▶ Selected passage
= = = = =

Type Safe Memory Access — Swift 3.0 documentation

Type Safe Memory Access

This is work-in-progress, not an official language specification.

Introduction

Swift enforces type safe access to memory and follows strict aliasing rules. However, code that uses unsafe APIs or imported types can circumvent the language’s natural type safety. Consider the following example of type punning using the UnsafePointer type:

let ptrT = UnsafeMutablePointer<T>(allocatingCapacity: 1)
// Store T at this address.
ptrT[0] = T()
// Load U at this address
let u = UnsafePointer<U>(ptrT)[0]

The program exhibits undefined behavior unless T and U are related types and the loaded type U is layout compatible with the stored type T (see Layout Compatible Types).

= = = = =

▶ Tasks to carry out
a) In the Swift type safe memory access passage, under what conditions does the type punning program avoid undefined behavior?
b) Write out the part of the records that opens with the line containing "html-text:Arity (M): Arity" and closes with the line containing "svg-text:Jan-19: Jan-19 xyxy=(90,355,102,389)", both lines included. Put "svg-label" in place of "svg-text" and leave everything else unchanged.

= = = = =

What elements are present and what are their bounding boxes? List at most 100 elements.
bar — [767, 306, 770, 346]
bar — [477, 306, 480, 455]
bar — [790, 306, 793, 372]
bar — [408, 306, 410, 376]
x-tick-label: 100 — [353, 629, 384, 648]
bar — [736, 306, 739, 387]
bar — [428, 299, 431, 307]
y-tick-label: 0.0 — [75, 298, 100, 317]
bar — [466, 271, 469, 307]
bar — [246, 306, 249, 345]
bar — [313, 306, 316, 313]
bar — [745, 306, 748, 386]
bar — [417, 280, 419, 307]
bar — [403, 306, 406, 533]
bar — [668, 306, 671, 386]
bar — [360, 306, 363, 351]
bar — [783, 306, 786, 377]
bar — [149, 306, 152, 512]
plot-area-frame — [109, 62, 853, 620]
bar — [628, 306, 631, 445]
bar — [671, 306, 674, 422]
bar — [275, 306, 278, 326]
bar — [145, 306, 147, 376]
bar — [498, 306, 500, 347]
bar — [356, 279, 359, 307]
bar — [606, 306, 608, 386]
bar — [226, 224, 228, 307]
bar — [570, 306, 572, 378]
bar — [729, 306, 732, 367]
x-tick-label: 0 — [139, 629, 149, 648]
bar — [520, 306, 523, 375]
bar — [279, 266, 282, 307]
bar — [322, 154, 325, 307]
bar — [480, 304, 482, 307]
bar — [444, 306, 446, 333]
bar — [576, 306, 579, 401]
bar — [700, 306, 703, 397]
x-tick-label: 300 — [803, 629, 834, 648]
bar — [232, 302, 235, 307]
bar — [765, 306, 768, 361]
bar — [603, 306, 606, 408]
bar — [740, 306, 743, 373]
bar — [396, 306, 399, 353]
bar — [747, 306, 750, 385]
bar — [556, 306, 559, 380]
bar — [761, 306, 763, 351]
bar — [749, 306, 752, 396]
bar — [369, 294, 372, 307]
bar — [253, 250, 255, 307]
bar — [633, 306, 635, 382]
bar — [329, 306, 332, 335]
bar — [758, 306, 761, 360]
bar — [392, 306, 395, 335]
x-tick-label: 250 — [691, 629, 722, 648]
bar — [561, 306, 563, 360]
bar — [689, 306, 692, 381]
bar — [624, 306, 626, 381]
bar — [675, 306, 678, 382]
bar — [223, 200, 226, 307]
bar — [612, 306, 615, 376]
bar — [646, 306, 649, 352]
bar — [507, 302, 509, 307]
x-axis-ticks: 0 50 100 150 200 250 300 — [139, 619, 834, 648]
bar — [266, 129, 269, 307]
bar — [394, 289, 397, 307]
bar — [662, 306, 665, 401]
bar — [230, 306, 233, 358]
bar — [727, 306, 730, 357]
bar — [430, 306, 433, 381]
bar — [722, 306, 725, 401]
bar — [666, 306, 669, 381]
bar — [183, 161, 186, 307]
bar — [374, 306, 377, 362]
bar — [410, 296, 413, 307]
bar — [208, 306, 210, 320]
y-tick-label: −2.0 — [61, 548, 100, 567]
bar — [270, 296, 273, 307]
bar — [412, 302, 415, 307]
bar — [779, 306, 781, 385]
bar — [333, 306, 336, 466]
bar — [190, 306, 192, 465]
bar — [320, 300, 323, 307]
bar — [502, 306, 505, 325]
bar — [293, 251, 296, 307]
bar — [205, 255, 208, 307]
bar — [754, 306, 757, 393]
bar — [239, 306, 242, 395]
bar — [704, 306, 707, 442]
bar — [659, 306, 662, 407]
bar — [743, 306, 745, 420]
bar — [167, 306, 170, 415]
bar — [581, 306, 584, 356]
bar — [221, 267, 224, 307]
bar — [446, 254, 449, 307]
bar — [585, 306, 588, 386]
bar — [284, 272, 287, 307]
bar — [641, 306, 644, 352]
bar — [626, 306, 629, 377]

= = = = =

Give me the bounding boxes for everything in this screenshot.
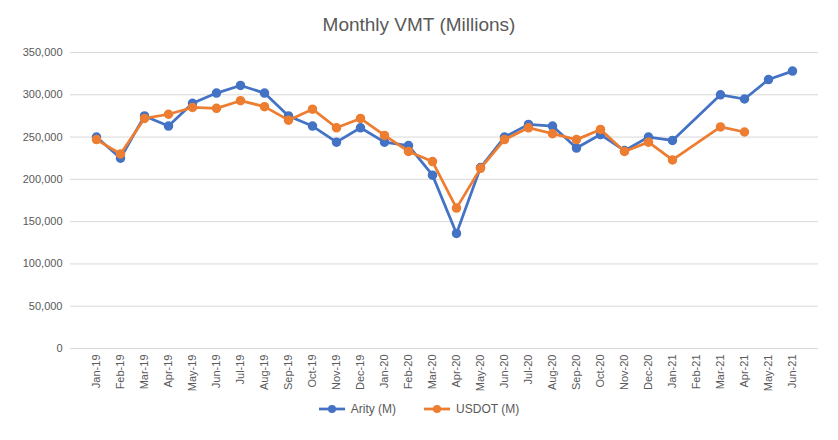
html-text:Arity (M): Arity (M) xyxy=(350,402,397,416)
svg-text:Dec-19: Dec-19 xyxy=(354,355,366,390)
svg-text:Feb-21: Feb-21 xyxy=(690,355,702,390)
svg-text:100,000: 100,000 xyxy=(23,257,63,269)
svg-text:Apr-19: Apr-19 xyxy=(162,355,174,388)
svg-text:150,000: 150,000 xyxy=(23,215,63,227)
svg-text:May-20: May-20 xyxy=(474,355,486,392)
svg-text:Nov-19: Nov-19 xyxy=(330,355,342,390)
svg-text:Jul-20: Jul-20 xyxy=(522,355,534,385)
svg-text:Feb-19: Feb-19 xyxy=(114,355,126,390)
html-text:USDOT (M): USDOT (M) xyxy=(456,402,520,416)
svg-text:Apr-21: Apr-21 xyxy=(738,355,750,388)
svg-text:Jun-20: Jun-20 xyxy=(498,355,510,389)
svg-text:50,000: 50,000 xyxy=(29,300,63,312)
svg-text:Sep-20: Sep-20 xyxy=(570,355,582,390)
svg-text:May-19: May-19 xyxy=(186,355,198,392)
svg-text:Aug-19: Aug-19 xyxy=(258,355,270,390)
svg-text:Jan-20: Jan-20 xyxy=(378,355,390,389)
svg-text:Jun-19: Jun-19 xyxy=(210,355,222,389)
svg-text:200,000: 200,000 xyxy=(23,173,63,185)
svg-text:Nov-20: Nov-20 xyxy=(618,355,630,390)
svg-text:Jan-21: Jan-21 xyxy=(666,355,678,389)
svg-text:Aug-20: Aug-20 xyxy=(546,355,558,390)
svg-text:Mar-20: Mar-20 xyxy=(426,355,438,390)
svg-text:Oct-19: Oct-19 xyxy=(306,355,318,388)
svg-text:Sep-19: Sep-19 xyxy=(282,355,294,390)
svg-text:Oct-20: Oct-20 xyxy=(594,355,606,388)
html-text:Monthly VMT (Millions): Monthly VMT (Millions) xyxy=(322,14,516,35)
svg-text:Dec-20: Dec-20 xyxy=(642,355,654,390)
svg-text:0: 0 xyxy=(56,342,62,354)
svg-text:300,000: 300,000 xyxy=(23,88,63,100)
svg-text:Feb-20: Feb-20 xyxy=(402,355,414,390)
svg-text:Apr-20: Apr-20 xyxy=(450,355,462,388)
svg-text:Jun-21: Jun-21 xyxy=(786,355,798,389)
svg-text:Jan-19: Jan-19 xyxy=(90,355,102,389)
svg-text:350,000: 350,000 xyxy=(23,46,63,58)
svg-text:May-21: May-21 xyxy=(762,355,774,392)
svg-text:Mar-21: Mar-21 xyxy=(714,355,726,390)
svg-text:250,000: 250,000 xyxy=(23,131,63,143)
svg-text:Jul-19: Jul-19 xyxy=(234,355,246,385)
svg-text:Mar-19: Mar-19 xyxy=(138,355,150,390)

= = = = =

▶ Task-by-task answers
a) It avoids undefined behavior only when T and U are related types and the loaded type U is layout compatible with the stored type T.

b)
html-text:Arity (M): Arity (M) xyxy=(350,402,397,416)
svg-label:Dec-19: Dec-19 xyxy=(354,355,366,390)
svg-label:Feb-21: Feb-21 xyxy=(690,355,702,390)
svg-label:100,000: 100,000 xyxy=(23,257,63,269)
svg-label:Apr-19: Apr-19 xyxy=(162,355,174,388)
svg-label:150,000: 150,000 xyxy=(23,215,63,227)
svg-label:May-20: May-20 xyxy=(474,355,486,392)
svg-label:Nov-19: Nov-19 xyxy=(330,355,342,390)
svg-label:Jul-20: Jul-20 xyxy=(522,355,534,385)
svg-label:Feb-19: Feb-19 xyxy=(114,355,126,390)
html-text:USDOT (M): USDOT (M) xyxy=(456,402,520,416)
svg-label:Apr-21: Apr-21 xyxy=(738,355,750,388)
svg-label:Jun-20: Jun-20 xyxy=(498,355,510,389)
svg-label:50,000: 50,000 xyxy=(29,300,63,312)
svg-label:Sep-20: Sep-20 xyxy=(570,355,582,390)
svg-label:May-19: May-19 xyxy=(186,355,198,392)
svg-label:Aug-19: Aug-19 xyxy=(258,355,270,390)
svg-label:Jan-20: Jan-20 xyxy=(378,355,390,389)
svg-label:Jun-19: Jun-19 xyxy=(210,355,222,389)
svg-label:200,000: 200,000 xyxy=(23,173,63,185)
svg-label:Nov-20: Nov-20 xyxy=(618,355,630,390)
svg-label:Jan-21: Jan-21 xyxy=(666,355,678,389)
svg-label:Aug-20: Aug-20 xyxy=(546,355,558,390)
svg-label:Mar-20: Mar-20 xyxy=(426,355,438,390)
svg-label:Oct-19: Oct-19 xyxy=(306,355,318,388)
svg-label:Sep-19: Sep-19 xyxy=(282,355,294,390)
svg-label:Oct-20: Oct-20 xyxy=(594,355,606,388)
html-text:Monthly VMT (Millions): Monthly VMT (Millions) xyxy=(322,14,516,35)
svg-label:Dec-20: Dec-20 xyxy=(642,355,654,390)
svg-label:0: 0 xyxy=(56,342,62,354)
svg-label:300,000: 300,000 xyxy=(23,88,63,100)
svg-label:Feb-20: Feb-20 xyxy=(402,355,414,390)
svg-label:Apr-20: Apr-20 xyxy=(450,355,462,388)
svg-label:Jun-21: Jun-21 xyxy=(786,355,798,389)
svg-label:Jan-19: Jan-19 xyxy=(90,355,102,389)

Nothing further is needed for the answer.